→ **Exercise**
Report every line in the listing below where the string "здійснюйте" shows up.

→ **The data**

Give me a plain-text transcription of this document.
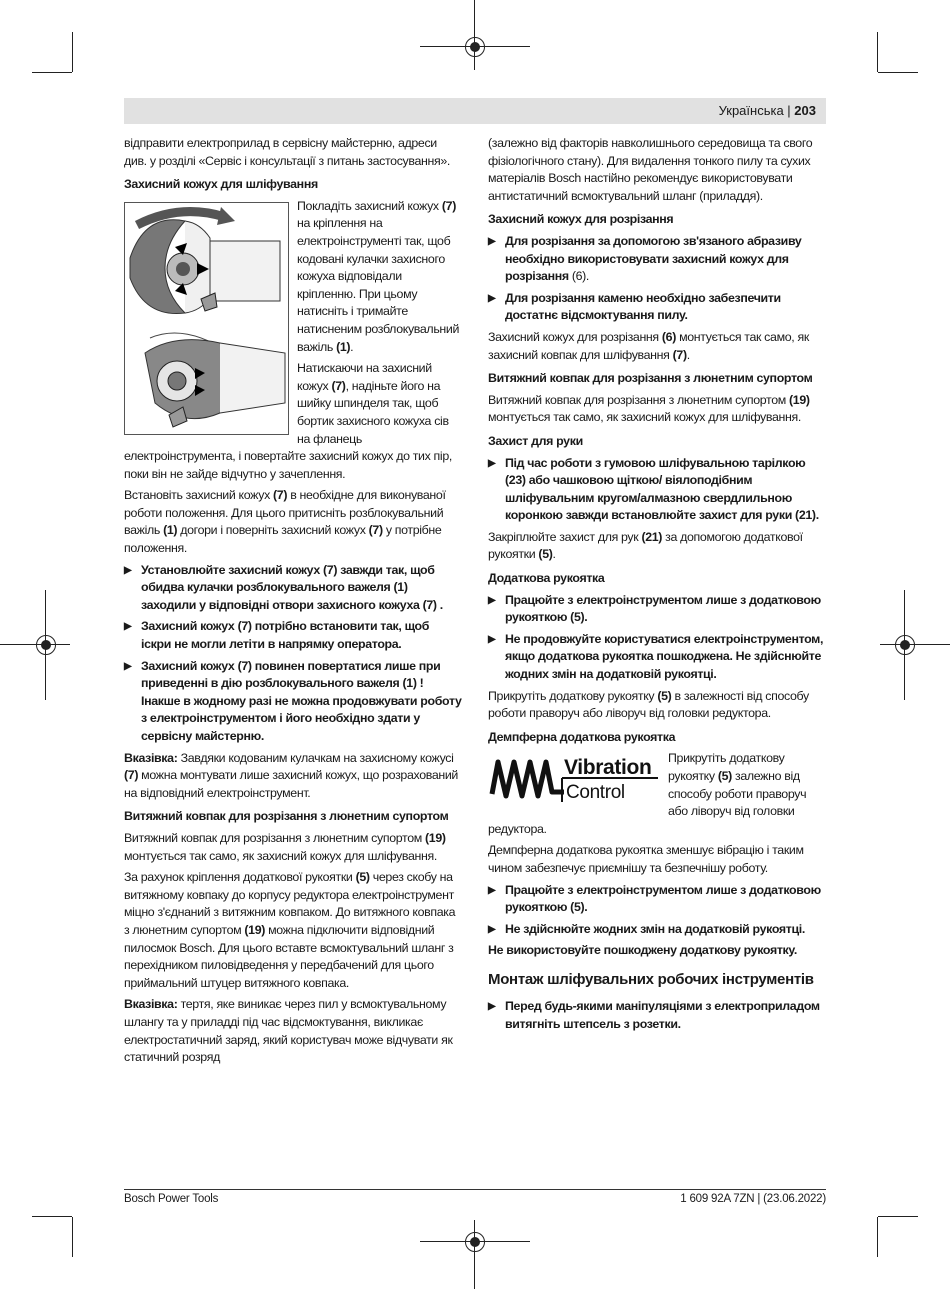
Українська | 203

відправити електроприлад в сервісну майстерню, адреси див. у розділі «Сервіс і консультації з питань застосування».

Захисний кожух для шліфування

Покладіть захисний кожух (7) на кріплення на електроінструменті так, щоб кодовані кулачки захисного кожуха відповідали кріпленню. При цьому натисніть і тримайте натисненим розблокувальний важіль (1).

Натискаючи на захисний кожух (7), надіньте його на шийку шпинделя так, щоб бортик захисного кожуха сів на фланець електроінструмента, і повертайте захисний кожух до тих пір, поки він не зайде відчутно у зачеплення.

Встановіть захисний кожух (7) в необхідне для виконуваної роботи положення. Для цього притисніть розблокувальний важіль (1) догори і поверніть захисний кожух (7) у потрібне положення.

▶ Установлюйте захисний кожух (7) завжди так, щоб обидва кулачки розблокувального важеля (1) заходили у відповідні отвори захисного кожуха (7) .
▶ Захисний кожух (7) потрібно встановити так, щоб іскри не могли летіти в напрямку оператора.
▶ Захисний кожух (7) повинен повертатися лише при приведенні в дію розблокувального важеля (1) ! Інакше в жодному разі не можна продовжувати роботу з електроінструментом і його необхідно здати у сервісну майстерню.

Вказівка: Завдяки кодованим кулачкам на захисному кожусі (7) можна монтувати лише захисний кожух, що розрахований на відповідний електроінструмент.

Витяжний ковпак для розрізання з люнетним супортом

Витяжний ковпак для розрізання з люнетним супортом (19) монтується так само, як захисний кожух для шліфування.

За рахунок кріплення додаткової рукоятки (5) через скобу на витяжному ковпаку до корпусу редуктора електроінструмент міцно з'єднаний з витяжним ковпаком. До витяжного ковпака з люнетним супортом (19) можна підключити відповідний пилосмок Bosch. Для цього вставте всмоктувальний шланг з перехідником пиловідведення у передбачений для цього приймальний штуцер витяжного ковпака.

Вказівка: тертя, яке виникає через пил у всмоктувальному шлангу та у приладді під час відсмоктування, викликає електростатичний заряд, який користувач може відчувати як статичний розряд

(залежно від факторів навколишнього середовища та свого фізіологічного стану). Для видалення тонкого пилу та сухих матеріалів Bosch настійно рекомендує використовувати антистатичний всмоктувальний шланг (приладдя).

Захисний кожух для розрізання
▶ Для розрізання за допомогою зв'язаного абразиву необхідно використовувати захисний кожух для розрізання (6).
▶ Для розрізання каменю необхідно забезпечити достатнє відсмоктування пилу.

Захисний кожух для розрізання (6) монтується так само, як захисний ковпак для шліфування (7).

Витяжний ковпак для розрізання з люнетним супортом

Витяжний ковпак для розрізання з люнетним супортом (19) монтується так само, як захисний кожух для шліфування.

Захист для руки
▶ Під час роботи з гумовою шліфувальною тарілкою (23) або чашковою щіткою/ віялоподібним шліфувальним кругом/алмазною свердлильною коронкою завжди встановлюйте захист для руки (21).

Закріплюйте захист для рук (21) за допомогою додаткової рукоятки (5).

Додаткова рукоятка
▶ Працюйте з електроінструментом лише з додатковою рукояткою (5).
▶ Не продовжуйте користуватися електроінструментом, якщо додаткова рукоятка пошкоджена. Не здійснюйте жодних змін на додатковій рукоятці.

Прикрутіть додаткову рукоятку (5) в залежності від способу роботи праворуч або ліворуч від головки редуктора.

Демпферна додаткова рукоятка
Vibration
Control

Прикрутіть додаткову рукоятку (5) залежно від способу роботи праворуч або ліворуч від головки редуктора.

Демпферна додаткова рукоятка зменшує вібрацію і таким чином забезпечує приємнішу та безпечнішу роботу.

▶ Працюйте з електроінструментом лише з додатковою рукояткою (5).
▶ Не здійснюйте жодних змін на додатковій рукоятці.

Не використовуйте пошкоджену додаткову рукоятку.

Монтаж шліфувальних робочих інструментів
▶ Перед будь-якими маніпуляціями з електроприладом витягніть штепсель з розетки.
Bosch Power Tools	1 609 92A 7ZN | (23.06.2022)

→ **Reply to the task**
▶ Не продовжуйте користуватися електроінструментом, якщо додаткова рукоятка пошкоджена. Не здійснюйте жодних змін на додатковій рукоятці.
▶ Не здійснюйте жодних змін на додатковій рукоятці.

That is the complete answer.